■ The exercise:
Filter the records below down to lines containing "časť".
==*==
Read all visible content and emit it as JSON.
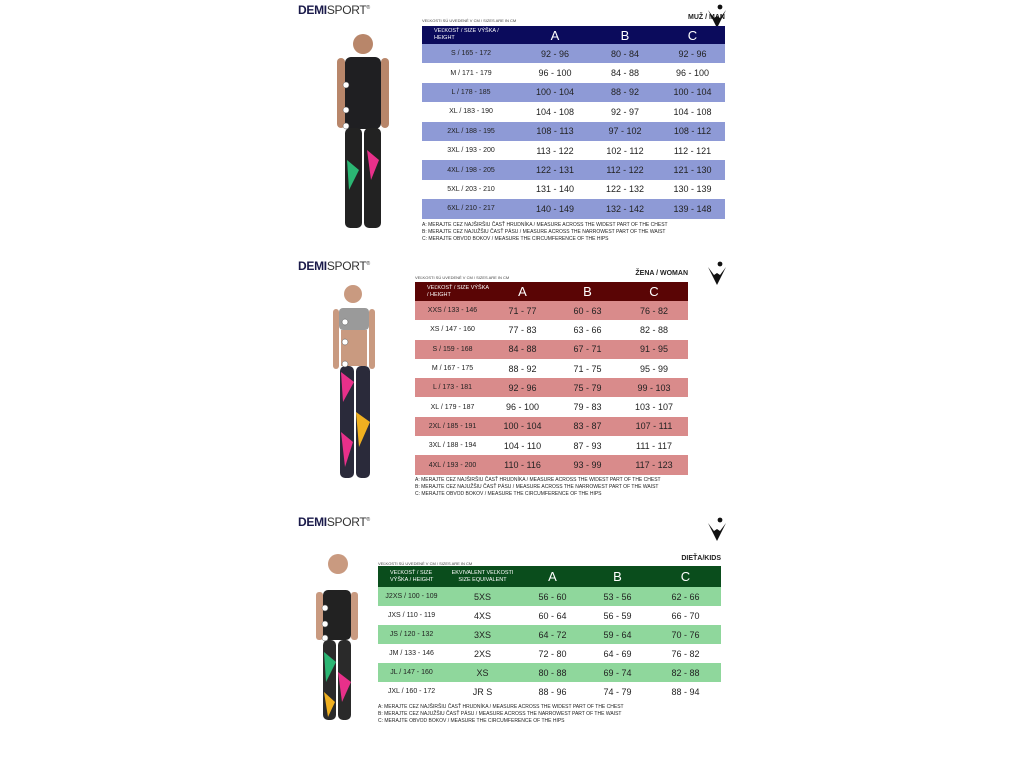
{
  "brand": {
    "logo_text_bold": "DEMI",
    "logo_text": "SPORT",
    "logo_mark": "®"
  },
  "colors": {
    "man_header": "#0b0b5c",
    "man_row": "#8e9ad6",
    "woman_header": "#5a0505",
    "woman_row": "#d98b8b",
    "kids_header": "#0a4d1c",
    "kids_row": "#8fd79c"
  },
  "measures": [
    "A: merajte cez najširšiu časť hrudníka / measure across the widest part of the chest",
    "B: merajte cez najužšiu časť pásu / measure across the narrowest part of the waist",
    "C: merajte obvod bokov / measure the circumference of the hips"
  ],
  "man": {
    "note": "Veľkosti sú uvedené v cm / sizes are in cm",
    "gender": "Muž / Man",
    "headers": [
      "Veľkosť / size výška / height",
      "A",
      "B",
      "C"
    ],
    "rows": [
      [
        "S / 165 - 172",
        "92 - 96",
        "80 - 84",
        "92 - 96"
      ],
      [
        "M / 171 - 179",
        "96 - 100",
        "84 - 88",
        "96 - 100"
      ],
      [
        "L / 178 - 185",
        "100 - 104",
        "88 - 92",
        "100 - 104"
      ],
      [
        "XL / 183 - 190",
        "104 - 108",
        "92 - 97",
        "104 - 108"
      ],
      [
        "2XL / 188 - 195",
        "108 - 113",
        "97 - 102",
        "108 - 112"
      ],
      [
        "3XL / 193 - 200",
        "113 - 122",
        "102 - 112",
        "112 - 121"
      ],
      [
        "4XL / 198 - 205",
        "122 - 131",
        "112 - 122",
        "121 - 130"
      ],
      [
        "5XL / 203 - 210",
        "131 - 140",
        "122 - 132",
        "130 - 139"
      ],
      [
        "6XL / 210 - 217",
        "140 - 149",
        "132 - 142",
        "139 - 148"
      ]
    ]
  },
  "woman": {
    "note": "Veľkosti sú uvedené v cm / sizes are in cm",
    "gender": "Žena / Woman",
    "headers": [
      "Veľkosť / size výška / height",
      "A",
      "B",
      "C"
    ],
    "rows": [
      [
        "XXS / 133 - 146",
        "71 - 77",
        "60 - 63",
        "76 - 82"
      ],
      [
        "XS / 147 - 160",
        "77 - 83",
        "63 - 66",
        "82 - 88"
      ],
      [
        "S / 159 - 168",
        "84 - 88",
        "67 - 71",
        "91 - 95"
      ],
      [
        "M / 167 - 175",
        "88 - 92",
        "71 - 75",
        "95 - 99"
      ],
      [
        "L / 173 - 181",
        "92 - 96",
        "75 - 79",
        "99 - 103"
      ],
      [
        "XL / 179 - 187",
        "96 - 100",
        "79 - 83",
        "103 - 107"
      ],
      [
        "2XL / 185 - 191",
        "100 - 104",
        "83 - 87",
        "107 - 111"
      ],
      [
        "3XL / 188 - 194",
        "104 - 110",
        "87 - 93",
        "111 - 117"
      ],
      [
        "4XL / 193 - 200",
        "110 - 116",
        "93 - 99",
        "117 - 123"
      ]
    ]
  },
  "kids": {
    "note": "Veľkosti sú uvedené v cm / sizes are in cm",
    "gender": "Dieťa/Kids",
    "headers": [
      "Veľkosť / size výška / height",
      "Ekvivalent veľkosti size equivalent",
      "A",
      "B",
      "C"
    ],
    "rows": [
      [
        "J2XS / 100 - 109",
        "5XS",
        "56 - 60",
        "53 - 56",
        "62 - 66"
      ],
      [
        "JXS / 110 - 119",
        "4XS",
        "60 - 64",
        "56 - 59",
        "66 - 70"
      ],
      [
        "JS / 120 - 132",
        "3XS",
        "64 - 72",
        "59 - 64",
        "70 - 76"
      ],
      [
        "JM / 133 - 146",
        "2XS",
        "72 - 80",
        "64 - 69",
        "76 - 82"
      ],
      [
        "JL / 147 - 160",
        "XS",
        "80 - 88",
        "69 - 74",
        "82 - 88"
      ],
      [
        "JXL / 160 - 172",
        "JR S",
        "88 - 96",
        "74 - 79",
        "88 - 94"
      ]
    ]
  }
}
==*==
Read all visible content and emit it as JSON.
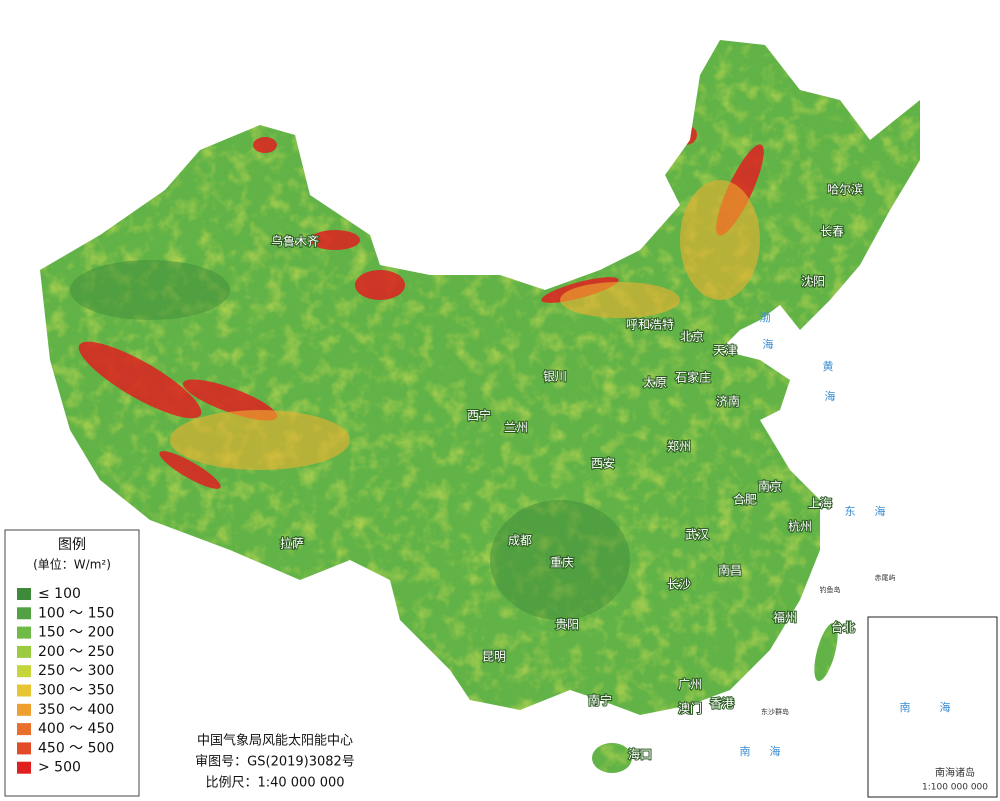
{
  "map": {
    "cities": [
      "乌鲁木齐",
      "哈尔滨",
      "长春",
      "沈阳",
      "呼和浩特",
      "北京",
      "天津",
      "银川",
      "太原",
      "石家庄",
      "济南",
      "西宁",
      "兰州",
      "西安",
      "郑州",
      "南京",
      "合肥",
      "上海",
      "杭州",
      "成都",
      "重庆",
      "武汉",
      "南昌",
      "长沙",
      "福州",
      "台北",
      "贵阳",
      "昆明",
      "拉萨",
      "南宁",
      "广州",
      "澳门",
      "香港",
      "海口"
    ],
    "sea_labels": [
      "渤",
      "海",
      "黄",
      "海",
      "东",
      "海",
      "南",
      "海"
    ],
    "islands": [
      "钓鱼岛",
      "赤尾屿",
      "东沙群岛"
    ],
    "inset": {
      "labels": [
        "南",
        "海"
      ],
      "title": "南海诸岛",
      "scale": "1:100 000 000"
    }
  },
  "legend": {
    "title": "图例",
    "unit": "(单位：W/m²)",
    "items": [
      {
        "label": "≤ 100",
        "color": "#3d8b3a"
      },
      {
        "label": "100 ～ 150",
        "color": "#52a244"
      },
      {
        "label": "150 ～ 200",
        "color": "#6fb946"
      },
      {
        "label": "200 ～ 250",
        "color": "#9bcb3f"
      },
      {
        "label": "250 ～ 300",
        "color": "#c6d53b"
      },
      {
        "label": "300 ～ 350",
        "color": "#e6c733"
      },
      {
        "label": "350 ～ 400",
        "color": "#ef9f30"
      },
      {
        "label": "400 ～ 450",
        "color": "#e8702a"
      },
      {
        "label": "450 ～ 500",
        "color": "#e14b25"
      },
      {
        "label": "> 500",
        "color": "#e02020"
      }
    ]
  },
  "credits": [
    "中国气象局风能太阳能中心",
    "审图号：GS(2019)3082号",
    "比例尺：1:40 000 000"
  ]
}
==*==
■ Exercise response:
    "A: merajte cez najširšiu časť hrudníka / measure across the widest part of the chest",
    "B: merajte cez najužšiu časť pásu / measure across the narrowest part of the waist",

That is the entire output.